- _What is being asked_
Determine the count of lines in the following entries that contain the string "Število". Write only the number.

- _Dataset records_
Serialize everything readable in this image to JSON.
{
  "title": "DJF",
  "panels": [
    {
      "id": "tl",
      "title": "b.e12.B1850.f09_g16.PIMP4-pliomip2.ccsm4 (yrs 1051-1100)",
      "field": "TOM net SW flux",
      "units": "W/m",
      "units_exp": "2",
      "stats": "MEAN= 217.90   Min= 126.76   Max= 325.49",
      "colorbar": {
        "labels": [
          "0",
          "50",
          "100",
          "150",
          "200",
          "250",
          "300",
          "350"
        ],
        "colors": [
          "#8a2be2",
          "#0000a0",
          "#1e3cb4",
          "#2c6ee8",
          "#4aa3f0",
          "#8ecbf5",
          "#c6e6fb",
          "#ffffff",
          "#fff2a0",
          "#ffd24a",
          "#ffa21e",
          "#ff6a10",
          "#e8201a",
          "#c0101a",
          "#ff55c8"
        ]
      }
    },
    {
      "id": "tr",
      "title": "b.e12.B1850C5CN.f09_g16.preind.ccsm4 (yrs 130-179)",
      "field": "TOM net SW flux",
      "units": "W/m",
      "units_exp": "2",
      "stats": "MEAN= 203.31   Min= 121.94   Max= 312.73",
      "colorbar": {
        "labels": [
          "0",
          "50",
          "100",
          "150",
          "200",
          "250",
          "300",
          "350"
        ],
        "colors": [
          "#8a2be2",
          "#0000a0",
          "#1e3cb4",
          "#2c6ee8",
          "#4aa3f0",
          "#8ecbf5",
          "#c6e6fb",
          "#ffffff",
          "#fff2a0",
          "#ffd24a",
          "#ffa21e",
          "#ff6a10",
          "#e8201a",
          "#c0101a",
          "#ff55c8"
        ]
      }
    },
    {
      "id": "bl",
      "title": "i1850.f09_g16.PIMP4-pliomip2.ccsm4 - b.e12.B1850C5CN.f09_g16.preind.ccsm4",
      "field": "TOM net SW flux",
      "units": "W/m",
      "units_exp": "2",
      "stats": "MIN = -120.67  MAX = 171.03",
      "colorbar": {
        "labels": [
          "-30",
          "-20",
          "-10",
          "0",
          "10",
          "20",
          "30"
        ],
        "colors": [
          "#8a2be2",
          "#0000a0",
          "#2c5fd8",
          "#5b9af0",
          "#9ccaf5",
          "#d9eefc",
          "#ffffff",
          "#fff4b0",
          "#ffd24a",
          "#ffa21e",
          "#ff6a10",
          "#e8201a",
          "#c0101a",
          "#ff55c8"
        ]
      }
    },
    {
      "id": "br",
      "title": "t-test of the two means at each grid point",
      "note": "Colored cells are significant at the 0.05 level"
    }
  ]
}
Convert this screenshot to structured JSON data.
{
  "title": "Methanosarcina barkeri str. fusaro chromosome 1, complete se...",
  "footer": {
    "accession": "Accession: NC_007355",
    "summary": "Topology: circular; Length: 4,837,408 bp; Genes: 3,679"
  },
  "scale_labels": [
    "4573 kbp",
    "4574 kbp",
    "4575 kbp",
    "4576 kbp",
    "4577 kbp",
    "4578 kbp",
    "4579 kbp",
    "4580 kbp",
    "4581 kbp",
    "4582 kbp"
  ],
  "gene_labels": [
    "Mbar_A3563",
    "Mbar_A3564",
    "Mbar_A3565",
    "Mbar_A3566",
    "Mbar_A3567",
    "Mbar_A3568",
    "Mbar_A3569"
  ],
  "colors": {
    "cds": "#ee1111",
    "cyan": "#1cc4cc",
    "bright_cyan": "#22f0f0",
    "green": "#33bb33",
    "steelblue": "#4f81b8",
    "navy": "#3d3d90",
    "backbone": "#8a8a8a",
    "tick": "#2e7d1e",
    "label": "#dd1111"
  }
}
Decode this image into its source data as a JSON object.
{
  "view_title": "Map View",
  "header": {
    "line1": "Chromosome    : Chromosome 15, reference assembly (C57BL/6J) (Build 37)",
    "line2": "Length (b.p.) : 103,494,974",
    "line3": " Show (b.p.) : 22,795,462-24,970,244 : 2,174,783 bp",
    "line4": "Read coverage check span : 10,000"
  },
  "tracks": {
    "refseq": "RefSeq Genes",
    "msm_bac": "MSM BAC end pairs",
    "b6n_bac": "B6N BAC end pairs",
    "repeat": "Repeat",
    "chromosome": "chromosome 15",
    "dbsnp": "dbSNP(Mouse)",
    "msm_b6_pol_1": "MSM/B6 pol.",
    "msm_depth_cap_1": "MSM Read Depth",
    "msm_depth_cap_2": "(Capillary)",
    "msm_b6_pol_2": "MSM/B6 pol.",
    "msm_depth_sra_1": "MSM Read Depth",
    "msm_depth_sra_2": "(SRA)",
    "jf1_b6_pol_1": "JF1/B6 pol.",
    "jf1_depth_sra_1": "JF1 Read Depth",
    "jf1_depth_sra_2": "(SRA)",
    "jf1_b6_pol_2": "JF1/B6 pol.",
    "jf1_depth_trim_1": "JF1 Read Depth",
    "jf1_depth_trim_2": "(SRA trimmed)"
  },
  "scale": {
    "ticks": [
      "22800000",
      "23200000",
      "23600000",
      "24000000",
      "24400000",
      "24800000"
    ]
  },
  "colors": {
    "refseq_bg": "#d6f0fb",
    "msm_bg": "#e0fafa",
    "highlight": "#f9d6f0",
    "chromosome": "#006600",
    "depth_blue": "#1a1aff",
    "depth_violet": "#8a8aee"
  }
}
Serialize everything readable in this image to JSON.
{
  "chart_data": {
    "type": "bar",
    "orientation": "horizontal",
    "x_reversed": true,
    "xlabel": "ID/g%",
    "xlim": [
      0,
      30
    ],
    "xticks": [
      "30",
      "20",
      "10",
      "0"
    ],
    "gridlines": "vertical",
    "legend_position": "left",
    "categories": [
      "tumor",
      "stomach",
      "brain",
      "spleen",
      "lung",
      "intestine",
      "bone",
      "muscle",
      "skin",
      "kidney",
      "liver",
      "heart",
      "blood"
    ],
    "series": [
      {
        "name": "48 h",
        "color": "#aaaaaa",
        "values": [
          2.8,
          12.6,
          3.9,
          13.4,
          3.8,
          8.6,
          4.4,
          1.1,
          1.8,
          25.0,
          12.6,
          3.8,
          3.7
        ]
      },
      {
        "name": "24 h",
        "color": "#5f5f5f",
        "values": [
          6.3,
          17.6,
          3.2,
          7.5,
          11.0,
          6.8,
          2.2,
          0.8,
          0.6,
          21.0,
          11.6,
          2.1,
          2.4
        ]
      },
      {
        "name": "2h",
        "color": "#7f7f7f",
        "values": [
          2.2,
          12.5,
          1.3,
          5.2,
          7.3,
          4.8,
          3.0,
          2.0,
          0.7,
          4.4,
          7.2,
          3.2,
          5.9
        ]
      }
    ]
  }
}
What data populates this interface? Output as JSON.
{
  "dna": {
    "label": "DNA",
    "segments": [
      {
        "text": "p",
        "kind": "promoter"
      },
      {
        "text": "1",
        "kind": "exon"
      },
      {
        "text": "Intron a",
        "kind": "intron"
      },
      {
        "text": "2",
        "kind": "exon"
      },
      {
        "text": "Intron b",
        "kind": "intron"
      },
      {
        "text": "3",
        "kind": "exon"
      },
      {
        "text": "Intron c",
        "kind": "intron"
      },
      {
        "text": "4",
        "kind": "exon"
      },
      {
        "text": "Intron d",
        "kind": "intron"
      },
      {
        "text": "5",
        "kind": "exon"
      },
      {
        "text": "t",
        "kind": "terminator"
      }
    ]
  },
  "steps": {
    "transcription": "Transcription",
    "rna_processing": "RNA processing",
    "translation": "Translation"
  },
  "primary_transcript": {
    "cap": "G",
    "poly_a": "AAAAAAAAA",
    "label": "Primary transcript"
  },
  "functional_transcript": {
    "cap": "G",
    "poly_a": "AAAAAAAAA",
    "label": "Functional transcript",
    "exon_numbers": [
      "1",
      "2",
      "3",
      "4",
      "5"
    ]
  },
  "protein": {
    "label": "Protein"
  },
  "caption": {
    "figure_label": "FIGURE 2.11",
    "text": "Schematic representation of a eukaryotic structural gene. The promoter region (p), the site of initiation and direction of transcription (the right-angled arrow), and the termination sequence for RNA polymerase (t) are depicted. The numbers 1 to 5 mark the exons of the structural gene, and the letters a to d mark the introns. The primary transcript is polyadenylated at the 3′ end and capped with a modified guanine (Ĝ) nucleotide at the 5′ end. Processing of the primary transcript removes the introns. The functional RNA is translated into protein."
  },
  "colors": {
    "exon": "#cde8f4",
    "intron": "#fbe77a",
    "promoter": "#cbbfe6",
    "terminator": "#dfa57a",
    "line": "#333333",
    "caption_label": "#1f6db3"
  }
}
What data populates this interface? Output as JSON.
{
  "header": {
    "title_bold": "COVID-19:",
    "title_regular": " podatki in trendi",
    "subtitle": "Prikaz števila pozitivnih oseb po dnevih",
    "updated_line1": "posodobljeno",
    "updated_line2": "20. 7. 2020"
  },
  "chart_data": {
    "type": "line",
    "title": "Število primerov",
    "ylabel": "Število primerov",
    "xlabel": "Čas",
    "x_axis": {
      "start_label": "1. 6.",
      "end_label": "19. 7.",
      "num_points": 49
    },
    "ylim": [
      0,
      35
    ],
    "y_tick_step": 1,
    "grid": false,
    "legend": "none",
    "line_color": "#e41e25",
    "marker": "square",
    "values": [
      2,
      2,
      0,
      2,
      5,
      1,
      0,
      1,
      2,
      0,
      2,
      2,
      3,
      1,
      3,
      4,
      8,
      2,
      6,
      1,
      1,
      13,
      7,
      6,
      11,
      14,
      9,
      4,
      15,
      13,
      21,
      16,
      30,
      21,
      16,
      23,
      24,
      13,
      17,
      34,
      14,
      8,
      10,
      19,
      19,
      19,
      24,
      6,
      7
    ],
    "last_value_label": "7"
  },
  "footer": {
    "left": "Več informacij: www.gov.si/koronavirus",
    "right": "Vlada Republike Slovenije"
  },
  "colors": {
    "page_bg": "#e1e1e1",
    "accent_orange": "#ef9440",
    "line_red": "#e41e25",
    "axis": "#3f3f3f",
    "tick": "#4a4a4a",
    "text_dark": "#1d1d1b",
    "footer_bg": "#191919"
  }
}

- _Task response_
2